INFORMATION SHOWN:
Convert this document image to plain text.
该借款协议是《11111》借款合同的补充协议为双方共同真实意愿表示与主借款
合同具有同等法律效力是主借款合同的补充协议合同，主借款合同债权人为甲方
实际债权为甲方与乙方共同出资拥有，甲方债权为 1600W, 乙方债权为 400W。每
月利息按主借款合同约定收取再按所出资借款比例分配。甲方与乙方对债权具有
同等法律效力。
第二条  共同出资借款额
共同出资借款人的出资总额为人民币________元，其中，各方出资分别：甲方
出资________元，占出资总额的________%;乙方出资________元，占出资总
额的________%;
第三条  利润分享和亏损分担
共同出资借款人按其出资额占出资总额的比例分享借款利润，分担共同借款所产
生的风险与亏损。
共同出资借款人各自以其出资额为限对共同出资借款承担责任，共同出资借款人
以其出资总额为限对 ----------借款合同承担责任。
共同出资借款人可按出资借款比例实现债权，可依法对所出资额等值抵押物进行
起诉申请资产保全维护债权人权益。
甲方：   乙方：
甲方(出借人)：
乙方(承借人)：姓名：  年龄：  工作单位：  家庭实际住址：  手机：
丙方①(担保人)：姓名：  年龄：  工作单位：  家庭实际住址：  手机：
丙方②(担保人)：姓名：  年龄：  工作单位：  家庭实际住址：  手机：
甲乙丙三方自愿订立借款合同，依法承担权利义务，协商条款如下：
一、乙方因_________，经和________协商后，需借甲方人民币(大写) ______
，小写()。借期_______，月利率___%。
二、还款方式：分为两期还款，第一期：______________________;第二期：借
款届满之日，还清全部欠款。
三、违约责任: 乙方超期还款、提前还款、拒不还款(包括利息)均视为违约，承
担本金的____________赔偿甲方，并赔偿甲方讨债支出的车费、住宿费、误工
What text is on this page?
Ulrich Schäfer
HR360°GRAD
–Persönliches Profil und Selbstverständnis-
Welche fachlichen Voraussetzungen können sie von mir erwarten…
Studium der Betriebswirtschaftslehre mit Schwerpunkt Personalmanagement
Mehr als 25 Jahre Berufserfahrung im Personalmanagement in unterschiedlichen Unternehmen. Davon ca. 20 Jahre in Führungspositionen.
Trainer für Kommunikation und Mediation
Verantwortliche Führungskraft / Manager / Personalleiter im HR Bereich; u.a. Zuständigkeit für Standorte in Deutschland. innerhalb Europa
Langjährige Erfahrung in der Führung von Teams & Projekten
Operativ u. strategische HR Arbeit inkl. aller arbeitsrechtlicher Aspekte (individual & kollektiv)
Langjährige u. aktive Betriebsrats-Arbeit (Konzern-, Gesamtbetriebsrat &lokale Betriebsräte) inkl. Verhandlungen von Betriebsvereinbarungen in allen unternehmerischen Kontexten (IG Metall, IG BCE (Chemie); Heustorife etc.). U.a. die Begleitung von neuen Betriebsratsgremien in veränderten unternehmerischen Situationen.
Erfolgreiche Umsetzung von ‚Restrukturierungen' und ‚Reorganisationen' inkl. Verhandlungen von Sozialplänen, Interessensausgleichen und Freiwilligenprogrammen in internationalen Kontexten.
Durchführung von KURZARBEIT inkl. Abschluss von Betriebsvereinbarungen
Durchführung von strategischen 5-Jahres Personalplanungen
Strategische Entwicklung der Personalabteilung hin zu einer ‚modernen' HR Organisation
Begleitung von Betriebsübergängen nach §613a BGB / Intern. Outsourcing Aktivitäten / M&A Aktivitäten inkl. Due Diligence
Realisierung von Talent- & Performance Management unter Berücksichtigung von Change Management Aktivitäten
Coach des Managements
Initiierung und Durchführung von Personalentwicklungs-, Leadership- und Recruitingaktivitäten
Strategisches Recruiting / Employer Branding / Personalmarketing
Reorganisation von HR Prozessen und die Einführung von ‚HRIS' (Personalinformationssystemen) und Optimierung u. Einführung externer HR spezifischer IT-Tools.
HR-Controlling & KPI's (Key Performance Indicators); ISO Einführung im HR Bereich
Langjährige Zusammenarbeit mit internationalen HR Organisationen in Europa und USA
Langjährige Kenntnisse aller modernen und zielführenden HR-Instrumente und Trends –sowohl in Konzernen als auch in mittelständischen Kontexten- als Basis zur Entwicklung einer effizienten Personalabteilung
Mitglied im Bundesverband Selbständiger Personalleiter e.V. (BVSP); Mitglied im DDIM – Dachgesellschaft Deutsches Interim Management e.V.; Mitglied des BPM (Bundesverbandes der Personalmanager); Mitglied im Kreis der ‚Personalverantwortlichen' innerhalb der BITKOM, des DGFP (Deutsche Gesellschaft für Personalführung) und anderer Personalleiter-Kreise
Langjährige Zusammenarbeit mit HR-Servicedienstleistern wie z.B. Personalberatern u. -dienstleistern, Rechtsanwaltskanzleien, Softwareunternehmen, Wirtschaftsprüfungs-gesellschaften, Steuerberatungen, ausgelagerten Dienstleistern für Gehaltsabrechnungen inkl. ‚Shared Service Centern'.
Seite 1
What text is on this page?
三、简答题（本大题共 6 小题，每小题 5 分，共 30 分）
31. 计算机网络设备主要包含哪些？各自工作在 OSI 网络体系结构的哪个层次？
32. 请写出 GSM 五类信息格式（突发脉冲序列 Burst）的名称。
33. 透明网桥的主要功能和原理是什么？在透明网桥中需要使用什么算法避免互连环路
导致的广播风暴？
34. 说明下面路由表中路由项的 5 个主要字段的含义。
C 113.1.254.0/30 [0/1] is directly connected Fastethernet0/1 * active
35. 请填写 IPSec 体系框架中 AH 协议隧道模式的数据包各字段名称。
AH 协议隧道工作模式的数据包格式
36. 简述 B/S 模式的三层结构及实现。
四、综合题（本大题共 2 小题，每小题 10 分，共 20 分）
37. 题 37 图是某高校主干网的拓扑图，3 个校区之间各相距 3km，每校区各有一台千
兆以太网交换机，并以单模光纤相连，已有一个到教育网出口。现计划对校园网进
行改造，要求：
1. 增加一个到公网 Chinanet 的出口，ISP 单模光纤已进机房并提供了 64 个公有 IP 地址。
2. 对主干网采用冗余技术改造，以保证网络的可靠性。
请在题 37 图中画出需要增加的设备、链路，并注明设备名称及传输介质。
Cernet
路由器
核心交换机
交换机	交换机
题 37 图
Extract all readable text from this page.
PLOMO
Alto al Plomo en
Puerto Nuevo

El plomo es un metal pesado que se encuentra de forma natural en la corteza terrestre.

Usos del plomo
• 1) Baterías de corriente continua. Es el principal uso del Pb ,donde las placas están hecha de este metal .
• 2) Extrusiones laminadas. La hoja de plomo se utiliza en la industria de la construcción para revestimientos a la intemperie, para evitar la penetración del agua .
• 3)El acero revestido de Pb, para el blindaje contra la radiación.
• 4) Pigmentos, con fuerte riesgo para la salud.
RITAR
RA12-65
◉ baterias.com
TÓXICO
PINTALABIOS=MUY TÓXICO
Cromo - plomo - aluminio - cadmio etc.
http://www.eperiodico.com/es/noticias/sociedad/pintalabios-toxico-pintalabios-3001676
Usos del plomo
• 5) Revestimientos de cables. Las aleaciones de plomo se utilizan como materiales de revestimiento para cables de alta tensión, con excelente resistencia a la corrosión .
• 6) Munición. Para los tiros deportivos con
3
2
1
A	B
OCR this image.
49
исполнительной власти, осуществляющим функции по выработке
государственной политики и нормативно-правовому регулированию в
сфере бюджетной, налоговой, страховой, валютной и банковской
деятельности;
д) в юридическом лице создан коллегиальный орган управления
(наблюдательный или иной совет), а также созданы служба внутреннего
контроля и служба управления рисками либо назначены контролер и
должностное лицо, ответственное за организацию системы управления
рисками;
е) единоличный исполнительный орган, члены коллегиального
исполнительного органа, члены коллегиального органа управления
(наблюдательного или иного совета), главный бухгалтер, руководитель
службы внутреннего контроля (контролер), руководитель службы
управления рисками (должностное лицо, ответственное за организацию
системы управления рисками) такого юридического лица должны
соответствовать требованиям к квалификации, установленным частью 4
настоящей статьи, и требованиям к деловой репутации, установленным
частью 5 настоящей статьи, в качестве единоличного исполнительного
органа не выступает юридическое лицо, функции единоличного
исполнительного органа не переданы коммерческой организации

WHAT YOU SHOULD DO: Copy all lines from the material that hold "Verhandlungen".

RIGHT ANSWER:
Langjährige u. aktive Betriebsrats-Arbeit (Konzern-, Gesamtbetriebsrat &lokale Betriebsräte) inkl. Verhandlungen von Betriebsvereinbarungen in allen unternehmerischen Kontexten (IG Metall, IG BCE (Chemie); Heustorife etc.). U.a. die Begleitung von neuen Betriebsratsgremien in veränderten unternehmerischen Situationen.
Erfolgreiche Umsetzung von ‚Restrukturierungen' und ‚Reorganisationen' inkl. Verhandlungen von Sozialplänen, Interessensausgleichen und Freiwilligenprogrammen in internationalen Kontexten.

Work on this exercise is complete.